_Required work:_ Go through the listing and write out all of it exactly.

— start —

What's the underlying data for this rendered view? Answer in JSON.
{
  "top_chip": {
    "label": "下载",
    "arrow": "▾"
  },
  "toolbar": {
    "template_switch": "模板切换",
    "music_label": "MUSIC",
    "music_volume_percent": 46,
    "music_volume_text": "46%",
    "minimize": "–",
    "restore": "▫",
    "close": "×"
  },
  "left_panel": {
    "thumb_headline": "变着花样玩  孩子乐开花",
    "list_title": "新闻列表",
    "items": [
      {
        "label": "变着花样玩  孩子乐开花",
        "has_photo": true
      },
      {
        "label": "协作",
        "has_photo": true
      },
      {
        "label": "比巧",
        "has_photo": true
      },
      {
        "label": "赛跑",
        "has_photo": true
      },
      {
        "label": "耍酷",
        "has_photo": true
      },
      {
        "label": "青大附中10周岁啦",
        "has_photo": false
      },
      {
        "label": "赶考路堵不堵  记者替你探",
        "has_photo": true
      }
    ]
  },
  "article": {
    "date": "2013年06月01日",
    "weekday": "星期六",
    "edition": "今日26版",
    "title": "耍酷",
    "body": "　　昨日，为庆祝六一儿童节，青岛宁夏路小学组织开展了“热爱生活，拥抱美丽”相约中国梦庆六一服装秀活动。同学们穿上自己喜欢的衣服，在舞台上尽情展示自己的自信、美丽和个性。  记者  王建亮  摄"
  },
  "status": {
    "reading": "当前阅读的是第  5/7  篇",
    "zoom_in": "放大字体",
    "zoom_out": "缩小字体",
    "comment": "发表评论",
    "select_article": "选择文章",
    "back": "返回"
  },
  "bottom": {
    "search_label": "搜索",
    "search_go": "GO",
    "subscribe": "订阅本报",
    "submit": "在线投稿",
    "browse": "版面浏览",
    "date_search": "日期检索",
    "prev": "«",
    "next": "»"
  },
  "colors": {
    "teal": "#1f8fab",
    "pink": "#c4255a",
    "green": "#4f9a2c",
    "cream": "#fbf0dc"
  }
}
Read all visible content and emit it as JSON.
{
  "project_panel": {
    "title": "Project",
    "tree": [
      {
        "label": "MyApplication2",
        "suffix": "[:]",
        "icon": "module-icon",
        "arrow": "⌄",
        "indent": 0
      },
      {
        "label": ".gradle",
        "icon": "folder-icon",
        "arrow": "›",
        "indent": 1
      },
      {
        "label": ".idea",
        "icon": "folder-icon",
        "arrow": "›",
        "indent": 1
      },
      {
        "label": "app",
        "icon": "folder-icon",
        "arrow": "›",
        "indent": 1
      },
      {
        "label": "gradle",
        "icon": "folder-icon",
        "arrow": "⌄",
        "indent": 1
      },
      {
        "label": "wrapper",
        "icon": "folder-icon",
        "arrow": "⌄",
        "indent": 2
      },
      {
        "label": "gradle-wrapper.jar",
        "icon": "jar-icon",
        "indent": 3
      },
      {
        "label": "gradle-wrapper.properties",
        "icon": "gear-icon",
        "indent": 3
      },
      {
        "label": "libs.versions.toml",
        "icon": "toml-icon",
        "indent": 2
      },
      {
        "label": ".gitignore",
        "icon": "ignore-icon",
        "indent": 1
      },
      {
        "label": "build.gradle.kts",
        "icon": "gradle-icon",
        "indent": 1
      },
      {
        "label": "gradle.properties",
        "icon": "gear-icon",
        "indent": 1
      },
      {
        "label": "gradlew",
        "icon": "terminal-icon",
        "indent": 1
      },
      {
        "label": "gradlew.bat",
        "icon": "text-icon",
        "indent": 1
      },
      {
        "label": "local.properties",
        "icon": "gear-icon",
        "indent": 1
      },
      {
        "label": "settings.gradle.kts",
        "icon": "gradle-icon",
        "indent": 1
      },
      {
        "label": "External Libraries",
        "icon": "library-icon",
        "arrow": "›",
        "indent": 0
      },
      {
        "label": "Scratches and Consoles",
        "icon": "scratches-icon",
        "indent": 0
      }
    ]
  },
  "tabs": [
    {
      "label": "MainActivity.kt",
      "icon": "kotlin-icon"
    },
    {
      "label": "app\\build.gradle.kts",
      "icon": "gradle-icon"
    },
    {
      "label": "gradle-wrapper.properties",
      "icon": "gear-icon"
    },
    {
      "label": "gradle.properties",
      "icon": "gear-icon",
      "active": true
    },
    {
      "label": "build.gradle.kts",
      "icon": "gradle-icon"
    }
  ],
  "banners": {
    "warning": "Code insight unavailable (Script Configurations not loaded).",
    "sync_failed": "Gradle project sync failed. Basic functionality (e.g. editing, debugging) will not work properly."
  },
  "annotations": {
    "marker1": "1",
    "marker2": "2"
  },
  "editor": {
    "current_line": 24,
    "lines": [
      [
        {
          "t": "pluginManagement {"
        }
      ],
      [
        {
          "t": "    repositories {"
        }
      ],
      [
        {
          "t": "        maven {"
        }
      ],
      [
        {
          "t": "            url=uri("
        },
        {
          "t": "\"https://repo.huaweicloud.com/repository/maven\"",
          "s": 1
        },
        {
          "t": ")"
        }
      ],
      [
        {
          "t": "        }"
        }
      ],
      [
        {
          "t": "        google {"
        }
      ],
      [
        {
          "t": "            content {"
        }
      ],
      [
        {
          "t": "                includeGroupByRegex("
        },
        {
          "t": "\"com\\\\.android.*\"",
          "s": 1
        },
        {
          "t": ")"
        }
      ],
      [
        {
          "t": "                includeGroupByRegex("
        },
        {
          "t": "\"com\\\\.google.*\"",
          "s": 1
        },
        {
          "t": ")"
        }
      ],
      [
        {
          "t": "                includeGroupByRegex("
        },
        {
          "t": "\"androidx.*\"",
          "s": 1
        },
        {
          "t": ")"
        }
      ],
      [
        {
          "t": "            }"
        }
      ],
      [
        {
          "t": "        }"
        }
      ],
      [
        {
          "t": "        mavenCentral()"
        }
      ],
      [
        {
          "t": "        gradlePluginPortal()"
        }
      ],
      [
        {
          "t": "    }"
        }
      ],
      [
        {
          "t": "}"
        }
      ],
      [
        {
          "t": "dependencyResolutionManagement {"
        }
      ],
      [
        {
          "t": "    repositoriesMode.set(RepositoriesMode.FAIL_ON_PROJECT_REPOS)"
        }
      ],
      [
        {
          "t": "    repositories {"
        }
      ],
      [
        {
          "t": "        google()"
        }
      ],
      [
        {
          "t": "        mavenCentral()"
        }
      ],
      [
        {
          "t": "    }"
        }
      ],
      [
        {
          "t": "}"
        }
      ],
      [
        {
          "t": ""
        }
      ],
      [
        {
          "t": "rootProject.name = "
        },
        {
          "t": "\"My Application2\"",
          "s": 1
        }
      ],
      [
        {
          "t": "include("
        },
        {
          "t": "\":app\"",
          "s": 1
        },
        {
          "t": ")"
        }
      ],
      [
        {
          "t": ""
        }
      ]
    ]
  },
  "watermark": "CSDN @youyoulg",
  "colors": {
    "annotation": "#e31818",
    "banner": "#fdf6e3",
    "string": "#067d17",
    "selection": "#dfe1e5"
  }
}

— end —

_Solution to this task:_
What's the underlying data for this rendered view? Answer in JSON.
{
  "top_chip": {
    "label": "下载",
    "arrow": "▾"
  },
  "toolbar": {
    "template_switch": "模板切换",
    "music_label": "MUSIC",
    "music_volume_percent": 46,
    "music_volume_text": "46%",
    "minimize": "–",
    "restore": "▫",
    "close": "×"
  },
  "left_panel": {
    "thumb_headline": "变着花样玩  孩子乐开花",
    "list_title": "新闻列表",
    "items": [
      {
        "label": "变着花样玩  孩子乐开花",
        "has_photo": true
      },
      {
        "label": "协作",
        "has_photo": true
      },
      {
        "label": "比巧",
        "has_photo": true
      },
      {
        "label": "赛跑",
        "has_photo": true
      },
      {
        "label": "耍酷",
        "has_photo": true
      },
      {
        "label": "青大附中10周岁啦",
        "has_photo": false
      },
      {
        "label": "赶考路堵不堵  记者替你探",
        "has_photo": true
      }
    ]
  },
  "article": {
    "date": "2013年06月01日",
    "weekday": "星期六",
    "edition": "今日26版",
    "title": "耍酷",
    "body": "　　昨日，为庆祝六一儿童节，青岛宁夏路小学组织开展了“热爱生活，拥抱美丽”相约中国梦庆六一服装秀活动。同学们穿上自己喜欢的衣服，在舞台上尽情展示自己的自信、美丽和个性。  记者  王建亮  摄"
  },
  "status": {
    "reading": "当前阅读的是第  5/7  篇",
    "zoom_in": "放大字体",
    "zoom_out": "缩小字体",
    "comment": "发表评论",
    "select_article": "选择文章",
    "back": "返回"
  },
  "bottom": {
    "search_label": "搜索",
    "search_go": "GO",
    "subscribe": "订阅本报",
    "submit": "在线投稿",
    "browse": "版面浏览",
    "date_search": "日期检索",
    "prev": "«",
    "next": "»"
  },
  "colors": {
    "teal": "#1f8fab",
    "pink": "#c4255a",
    "green": "#4f9a2c",
    "cream": "#fbf0dc"
  }
}
Read all visible content and emit it as JSON.
{
  "project_panel": {
    "title": "Project",
    "tree": [
      {
        "label": "MyApplication2",
        "suffix": "[:]",
        "icon": "module-icon",
        "arrow": "⌄",
        "indent": 0
      },
      {
        "label": ".gradle",
        "icon": "folder-icon",
        "arrow": "›",
        "indent": 1
      },
      {
        "label": ".idea",
        "icon": "folder-icon",
        "arrow": "›",
        "indent": 1
      },
      {
        "label": "app",
        "icon": "folder-icon",
        "arrow": "›",
        "indent": 1
      },
      {
        "label": "gradle",
        "icon": "folder-icon",
        "arrow": "⌄",
        "indent": 1
      },
      {
        "label": "wrapper",
        "icon": "folder-icon",
        "arrow": "⌄",
        "indent": 2
      },
      {
        "label": "gradle-wrapper.jar",
        "icon": "jar-icon",
        "indent": 3
      },
      {
        "label": "gradle-wrapper.properties",
        "icon": "gear-icon",
        "indent": 3
      },
      {
        "label": "libs.versions.toml",
        "icon": "toml-icon",
        "indent": 2
      },
      {
        "label": ".gitignore",
        "icon": "ignore-icon",
        "indent": 1
      },
      {
        "label": "build.gradle.kts",
        "icon": "gradle-icon",
        "indent": 1
      },
      {
        "label": "gradle.properties",
        "icon": "gear-icon",
        "indent": 1
      },
      {
        "label": "gradlew",
        "icon": "terminal-icon",
        "indent": 1
      },
      {
        "label": "gradlew.bat",
        "icon": "text-icon",
        "indent": 1
      },
      {
        "label": "local.properties",
        "icon": "gear-icon",
        "indent": 1
      },
      {
        "label": "settings.gradle.kts",
        "icon": "gradle-icon",
        "indent": 1
      },
      {
        "label": "External Libraries",
        "icon": "library-icon",
        "arrow": "›",
        "indent": 0
      },
      {
        "label": "Scratches and Consoles",
        "icon": "scratches-icon",
        "indent": 0
      }
    ]
  },
  "tabs": [
    {
      "label": "MainActivity.kt",
      "icon": "kotlin-icon"
    },
    {
      "label": "app\\build.gradle.kts",
      "icon": "gradle-icon"
    },
    {
      "label": "gradle-wrapper.properties",
      "icon": "gear-icon"
    },
    {
      "label": "gradle.properties",
      "icon": "gear-icon",
      "active": true
    },
    {
      "label": "build.gradle.kts",
      "icon": "gradle-icon"
    }
  ],
  "banners": {
    "warning": "Code insight unavailable (Script Configurations not loaded).",
    "sync_failed": "Gradle project sync failed. Basic functionality (e.g. editing, debugging) will not work properly."
  },
  "annotations": {
    "marker1": "1",
    "marker2": "2"
  },
  "editor": {
    "current_line": 24,
    "lines": [
      [
        {
          "t": "pluginManagement {"
        }
      ],
      [
        {
          "t": "    repositories {"
        }
      ],
      [
        {
          "t": "        maven {"
        }
      ],
      [
        {
          "t": "            url=uri("
        },
        {
          "t": "\"https://repo.huaweicloud.com/repository/maven\"",
          "s": 1
        },
        {
          "t": ")"
        }
      ],
      [
        {
          "t": "        }"
        }
      ],
      [
        {
          "t": "        google {"
        }
      ],
      [
        {
          "t": "            content {"
        }
      ],
      [
        {
          "t": "                includeGroupByRegex("
        },
        {
          "t": "\"com\\\\.android.*\"",
          "s": 1
        },
        {
          "t": ")"
        }
      ],
      [
        {
          "t": "                includeGroupByRegex("
        },
        {
          "t": "\"com\\\\.google.*\"",
          "s": 1
        },
        {
          "t": ")"
        }
      ],
      [
        {
          "t": "                includeGroupByRegex("
        },
        {
          "t": "\"androidx.*\"",
          "s": 1
        },
        {
          "t": ")"
        }
      ],
      [
        {
          "t": "            }"
        }
      ],
      [
        {
          "t": "        }"
        }
      ],
      [
        {
          "t": "        mavenCentral()"
        }
      ],
      [
        {
          "t": "        gradlePluginPortal()"
        }
      ],
      [
        {
          "t": "    }"
        }
      ],
      [
        {
          "t": "}"
        }
      ],
      [
        {
          "t": "dependencyResolutionManagement {"
        }
      ],
      [
        {
          "t": "    repositoriesMode.set(RepositoriesMode.FAIL_ON_PROJECT_REPOS)"
        }
      ],
      [
        {
          "t": "    repositories {"
        }
      ],
      [
        {
          "t": "        google()"
        }
      ],
      [
        {
          "t": "        mavenCentral()"
        }
      ],
      [
        {
          "t": "    }"
        }
      ],
      [
        {
          "t": "}"
        }
      ],
      [
        {
          "t": ""
        }
      ],
      [
        {
          "t": "rootProject.name = "
        },
        {
          "t": "\"My Application2\"",
          "s": 1
        }
      ],
      [
        {
          "t": "include("
        },
        {
          "t": "\":app\"",
          "s": 1
        },
        {
          "t": ")"
        }
      ],
      [
        {
          "t": ""
        }
      ]
    ]
  },
  "watermark": "CSDN @youyoulg",
  "colors": {
    "annotation": "#e31818",
    "banner": "#fdf6e3",
    "string": "#067d17",
    "selection": "#dfe1e5"
  }
}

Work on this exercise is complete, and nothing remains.